Work to complete:
Provide the records once more, identical to the original.

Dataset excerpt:
⁂
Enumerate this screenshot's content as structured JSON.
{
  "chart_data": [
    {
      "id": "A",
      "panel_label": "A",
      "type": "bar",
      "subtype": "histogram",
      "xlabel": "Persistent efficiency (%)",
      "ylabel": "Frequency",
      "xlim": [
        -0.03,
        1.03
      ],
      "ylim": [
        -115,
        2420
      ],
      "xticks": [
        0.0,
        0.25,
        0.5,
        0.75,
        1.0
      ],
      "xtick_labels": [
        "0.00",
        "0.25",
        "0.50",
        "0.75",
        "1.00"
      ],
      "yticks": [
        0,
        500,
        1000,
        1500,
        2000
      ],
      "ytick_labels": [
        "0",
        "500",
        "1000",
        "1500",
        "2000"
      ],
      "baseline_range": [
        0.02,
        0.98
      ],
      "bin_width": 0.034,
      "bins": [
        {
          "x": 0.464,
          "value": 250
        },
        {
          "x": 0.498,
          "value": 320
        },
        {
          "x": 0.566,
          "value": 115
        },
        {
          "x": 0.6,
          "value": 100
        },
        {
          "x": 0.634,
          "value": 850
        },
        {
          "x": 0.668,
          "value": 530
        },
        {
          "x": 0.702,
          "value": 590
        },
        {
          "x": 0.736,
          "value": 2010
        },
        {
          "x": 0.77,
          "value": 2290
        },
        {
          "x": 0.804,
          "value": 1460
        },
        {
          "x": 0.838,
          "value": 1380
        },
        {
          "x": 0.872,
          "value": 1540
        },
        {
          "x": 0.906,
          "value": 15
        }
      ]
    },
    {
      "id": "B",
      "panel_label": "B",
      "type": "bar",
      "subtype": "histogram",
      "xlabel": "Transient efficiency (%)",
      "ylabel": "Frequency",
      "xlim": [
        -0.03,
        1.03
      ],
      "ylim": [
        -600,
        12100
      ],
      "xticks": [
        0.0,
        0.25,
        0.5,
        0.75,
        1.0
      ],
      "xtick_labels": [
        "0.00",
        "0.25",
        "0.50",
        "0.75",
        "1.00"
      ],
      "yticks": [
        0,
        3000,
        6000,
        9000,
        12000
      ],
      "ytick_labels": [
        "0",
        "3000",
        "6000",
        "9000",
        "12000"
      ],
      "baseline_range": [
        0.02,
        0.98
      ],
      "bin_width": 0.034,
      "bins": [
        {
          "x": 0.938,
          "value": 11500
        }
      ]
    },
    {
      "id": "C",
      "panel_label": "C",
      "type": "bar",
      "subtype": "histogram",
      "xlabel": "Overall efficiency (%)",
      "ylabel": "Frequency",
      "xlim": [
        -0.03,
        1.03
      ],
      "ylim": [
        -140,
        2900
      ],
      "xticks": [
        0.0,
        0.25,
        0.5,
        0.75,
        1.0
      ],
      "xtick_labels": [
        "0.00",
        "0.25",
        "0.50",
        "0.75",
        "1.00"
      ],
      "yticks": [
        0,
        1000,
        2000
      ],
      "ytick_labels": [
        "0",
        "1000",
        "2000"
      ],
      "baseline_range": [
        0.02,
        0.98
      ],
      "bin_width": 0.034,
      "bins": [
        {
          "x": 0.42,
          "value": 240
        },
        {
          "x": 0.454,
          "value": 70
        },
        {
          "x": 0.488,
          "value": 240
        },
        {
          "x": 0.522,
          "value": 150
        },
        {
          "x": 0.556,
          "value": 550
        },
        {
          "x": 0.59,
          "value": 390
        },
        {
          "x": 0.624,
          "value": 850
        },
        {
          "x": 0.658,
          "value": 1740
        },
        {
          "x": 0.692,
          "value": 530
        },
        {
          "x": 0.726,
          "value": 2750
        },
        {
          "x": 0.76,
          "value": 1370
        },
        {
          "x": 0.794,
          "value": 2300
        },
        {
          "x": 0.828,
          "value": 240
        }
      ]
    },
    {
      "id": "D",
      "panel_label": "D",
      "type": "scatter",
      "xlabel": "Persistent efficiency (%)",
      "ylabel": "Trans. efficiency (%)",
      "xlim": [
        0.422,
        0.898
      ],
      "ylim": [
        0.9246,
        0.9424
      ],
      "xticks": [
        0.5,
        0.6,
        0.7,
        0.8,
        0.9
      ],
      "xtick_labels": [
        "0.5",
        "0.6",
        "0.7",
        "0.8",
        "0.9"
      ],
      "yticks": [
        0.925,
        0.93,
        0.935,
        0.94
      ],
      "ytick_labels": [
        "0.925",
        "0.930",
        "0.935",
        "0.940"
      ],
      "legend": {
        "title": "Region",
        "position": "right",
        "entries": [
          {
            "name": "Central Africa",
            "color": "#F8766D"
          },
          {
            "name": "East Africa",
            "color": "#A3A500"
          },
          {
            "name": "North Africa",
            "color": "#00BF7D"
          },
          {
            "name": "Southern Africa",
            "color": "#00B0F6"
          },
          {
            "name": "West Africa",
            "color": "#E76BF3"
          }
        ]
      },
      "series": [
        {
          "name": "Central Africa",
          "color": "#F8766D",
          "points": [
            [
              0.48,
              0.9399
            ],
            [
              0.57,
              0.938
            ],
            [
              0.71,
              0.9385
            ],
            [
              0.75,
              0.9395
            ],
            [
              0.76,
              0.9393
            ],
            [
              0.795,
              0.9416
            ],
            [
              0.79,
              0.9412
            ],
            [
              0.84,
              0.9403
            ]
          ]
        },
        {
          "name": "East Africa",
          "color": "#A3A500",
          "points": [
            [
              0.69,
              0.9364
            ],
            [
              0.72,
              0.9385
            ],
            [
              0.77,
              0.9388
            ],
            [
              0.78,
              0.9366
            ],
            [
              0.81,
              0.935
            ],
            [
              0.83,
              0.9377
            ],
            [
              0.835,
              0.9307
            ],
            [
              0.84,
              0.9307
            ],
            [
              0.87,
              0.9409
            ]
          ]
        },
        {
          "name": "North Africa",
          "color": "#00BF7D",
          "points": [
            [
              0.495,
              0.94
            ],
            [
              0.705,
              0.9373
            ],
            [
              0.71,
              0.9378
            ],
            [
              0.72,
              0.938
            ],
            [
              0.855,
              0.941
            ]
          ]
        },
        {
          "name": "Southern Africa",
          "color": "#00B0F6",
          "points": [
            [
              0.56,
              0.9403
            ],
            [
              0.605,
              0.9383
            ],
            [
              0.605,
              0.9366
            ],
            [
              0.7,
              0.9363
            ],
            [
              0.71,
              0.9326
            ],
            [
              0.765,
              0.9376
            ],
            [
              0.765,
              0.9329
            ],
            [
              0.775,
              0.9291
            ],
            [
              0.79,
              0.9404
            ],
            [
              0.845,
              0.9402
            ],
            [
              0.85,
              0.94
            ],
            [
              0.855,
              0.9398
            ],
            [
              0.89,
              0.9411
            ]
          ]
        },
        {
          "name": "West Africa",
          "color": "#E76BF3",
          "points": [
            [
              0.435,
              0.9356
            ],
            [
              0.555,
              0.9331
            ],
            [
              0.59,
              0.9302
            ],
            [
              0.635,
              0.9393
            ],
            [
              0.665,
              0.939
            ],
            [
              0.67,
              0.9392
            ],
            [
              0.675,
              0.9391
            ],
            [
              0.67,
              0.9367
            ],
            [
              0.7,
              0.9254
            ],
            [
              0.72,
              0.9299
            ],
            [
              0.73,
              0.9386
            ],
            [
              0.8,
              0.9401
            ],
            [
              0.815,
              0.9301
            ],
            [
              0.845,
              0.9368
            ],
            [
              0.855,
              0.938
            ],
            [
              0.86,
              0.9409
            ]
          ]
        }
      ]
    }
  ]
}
⁂
Correct output:
Enumerate this screenshot's content as structured JSON.
{
  "chart_data": [
    {
      "id": "A",
      "panel_label": "A",
      "type": "bar",
      "subtype": "histogram",
      "xlabel": "Persistent efficiency (%)",
      "ylabel": "Frequency",
      "xlim": [
        -0.03,
        1.03
      ],
      "ylim": [
        -115,
        2420
      ],
      "xticks": [
        0.0,
        0.25,
        0.5,
        0.75,
        1.0
      ],
      "xtick_labels": [
        "0.00",
        "0.25",
        "0.50",
        "0.75",
        "1.00"
      ],
      "yticks": [
        0,
        500,
        1000,
        1500,
        2000
      ],
      "ytick_labels": [
        "0",
        "500",
        "1000",
        "1500",
        "2000"
      ],
      "baseline_range": [
        0.02,
        0.98
      ],
      "bin_width": 0.034,
      "bins": [
        {
          "x": 0.464,
          "value": 250
        },
        {
          "x": 0.498,
          "value": 320
        },
        {
          "x": 0.566,
          "value": 115
        },
        {
          "x": 0.6,
          "value": 100
        },
        {
          "x": 0.634,
          "value": 850
        },
        {
          "x": 0.668,
          "value": 530
        },
        {
          "x": 0.702,
          "value": 590
        },
        {
          "x": 0.736,
          "value": 2010
        },
        {
          "x": 0.77,
          "value": 2290
        },
        {
          "x": 0.804,
          "value": 1460
        },
        {
          "x": 0.838,
          "value": 1380
        },
        {
          "x": 0.872,
          "value": 1540
        },
        {
          "x": 0.906,
          "value": 15
        }
      ]
    },
    {
      "id": "B",
      "panel_label": "B",
      "type": "bar",
      "subtype": "histogram",
      "xlabel": "Transient efficiency (%)",
      "ylabel": "Frequency",
      "xlim": [
        -0.03,
        1.03
      ],
      "ylim": [
        -600,
        12100
      ],
      "xticks": [
        0.0,
        0.25,
        0.5,
        0.75,
        1.0
      ],
      "xtick_labels": [
        "0.00",
        "0.25",
        "0.50",
        "0.75",
        "1.00"
      ],
      "yticks": [
        0,
        3000,
        6000,
        9000,
        12000
      ],
      "ytick_labels": [
        "0",
        "3000",
        "6000",
        "9000",
        "12000"
      ],
      "baseline_range": [
        0.02,
        0.98
      ],
      "bin_width": 0.034,
      "bins": [
        {
          "x": 0.938,
          "value": 11500
        }
      ]
    },
    {
      "id": "C",
      "panel_label": "C",
      "type": "bar",
      "subtype": "histogram",
      "xlabel": "Overall efficiency (%)",
      "ylabel": "Frequency",
      "xlim": [
        -0.03,
        1.03
      ],
      "ylim": [
        -140,
        2900
      ],
      "xticks": [
        0.0,
        0.25,
        0.5,
        0.75,
        1.0
      ],
      "xtick_labels": [
        "0.00",
        "0.25",
        "0.50",
        "0.75",
        "1.00"
      ],
      "yticks": [
        0,
        1000,
        2000
      ],
      "ytick_labels": [
        "0",
        "1000",
        "2000"
      ],
      "baseline_range": [
        0.02,
        0.98
      ],
      "bin_width": 0.034,
      "bins": [
        {
          "x": 0.42,
          "value": 240
        },
        {
          "x": 0.454,
          "value": 70
        },
        {
          "x": 0.488,
          "value": 240
        },
        {
          "x": 0.522,
          "value": 150
        },
        {
          "x": 0.556,
          "value": 550
        },
        {
          "x": 0.59,
          "value": 390
        },
        {
          "x": 0.624,
          "value": 850
        },
        {
          "x": 0.658,
          "value": 1740
        },
        {
          "x": 0.692,
          "value": 530
        },
        {
          "x": 0.726,
          "value": 2750
        },
        {
          "x": 0.76,
          "value": 1370
        },
        {
          "x": 0.794,
          "value": 2300
        },
        {
          "x": 0.828,
          "value": 240
        }
      ]
    },
    {
      "id": "D",
      "panel_label": "D",
      "type": "scatter",
      "xlabel": "Persistent efficiency (%)",
      "ylabel": "Trans. efficiency (%)",
      "xlim": [
        0.422,
        0.898
      ],
      "ylim": [
        0.9246,
        0.9424
      ],
      "xticks": [
        0.5,
        0.6,
        0.7,
        0.8,
        0.9
      ],
      "xtick_labels": [
        "0.5",
        "0.6",
        "0.7",
        "0.8",
        "0.9"
      ],
      "yticks": [
        0.925,
        0.93,
        0.935,
        0.94
      ],
      "ytick_labels": [
        "0.925",
        "0.930",
        "0.935",
        "0.940"
      ],
      "legend": {
        "title": "Region",
        "position": "right",
        "entries": [
          {
            "name": "Central Africa",
            "color": "#F8766D"
          },
          {
            "name": "East Africa",
            "color": "#A3A500"
          },
          {
            "name": "North Africa",
            "color": "#00BF7D"
          },
          {
            "name": "Southern Africa",
            "color": "#00B0F6"
          },
          {
            "name": "West Africa",
            "color": "#E76BF3"
          }
        ]
      },
      "series": [
        {
          "name": "Central Africa",
          "color": "#F8766D",
          "points": [
            [
              0.48,
              0.9399
            ],
            [
              0.57,
              0.938
            ],
            [
              0.71,
              0.9385
            ],
            [
              0.75,
              0.9395
            ],
            [
              0.76,
              0.9393
            ],
            [
              0.795,
              0.9416
            ],
            [
              0.79,
              0.9412
            ],
            [
              0.84,
              0.9403
            ]
          ]
        },
        {
          "name": "East Africa",
          "color": "#A3A500",
          "points": [
            [
              0.69,
              0.9364
            ],
            [
              0.72,
              0.9385
            ],
            [
              0.77,
              0.9388
            ],
            [
              0.78,
              0.9366
            ],
            [
              0.81,
              0.935
            ],
            [
              0.83,
              0.9377
            ],
            [
              0.835,
              0.9307
            ],
            [
              0.84,
              0.9307
            ],
            [
              0.87,
              0.9409
            ]
          ]
        },
        {
          "name": "North Africa",
          "color": "#00BF7D",
          "points": [
            [
              0.495,
              0.94
            ],
            [
              0.705,
              0.9373
            ],
            [
              0.71,
              0.9378
            ],
            [
              0.72,
              0.938
            ],
            [
              0.855,
              0.941
            ]
          ]
        },
        {
          "name": "Southern Africa",
          "color": "#00B0F6",
          "points": [
            [
              0.56,
              0.9403
            ],
            [
              0.605,
              0.9383
            ],
            [
              0.605,
              0.9366
            ],
            [
              0.7,
              0.9363
            ],
            [
              0.71,
              0.9326
            ],
            [
              0.765,
              0.9376
            ],
            [
              0.765,
              0.9329
            ],
            [
              0.775,
              0.9291
            ],
            [
              0.79,
              0.9404
            ],
            [
              0.845,
              0.9402
            ],
            [
              0.85,
              0.94
            ],
            [
              0.855,
              0.9398
            ],
            [
              0.89,
              0.9411
            ]
          ]
        },
        {
          "name": "West Africa",
          "color": "#E76BF3",
          "points": [
            [
              0.435,
              0.9356
            ],
            [
              0.555,
              0.9331
            ],
            [
              0.59,
              0.9302
            ],
            [
              0.635,
              0.9393
            ],
            [
              0.665,
              0.939
            ],
            [
              0.67,
              0.9392
            ],
            [
              0.675,
              0.9391
            ],
            [
              0.67,
              0.9367
            ],
            [
              0.7,
              0.9254
            ],
            [
              0.72,
              0.9299
            ],
            [
              0.73,
              0.9386
            ],
            [
              0.8,
              0.9401
            ],
            [
              0.815,
              0.9301
            ],
            [
              0.845,
              0.9368
            ],
            [
              0.855,
              0.938
            ],
            [
              0.86,
              0.9409
            ]
          ]
        }
      ]
    }
  ]
}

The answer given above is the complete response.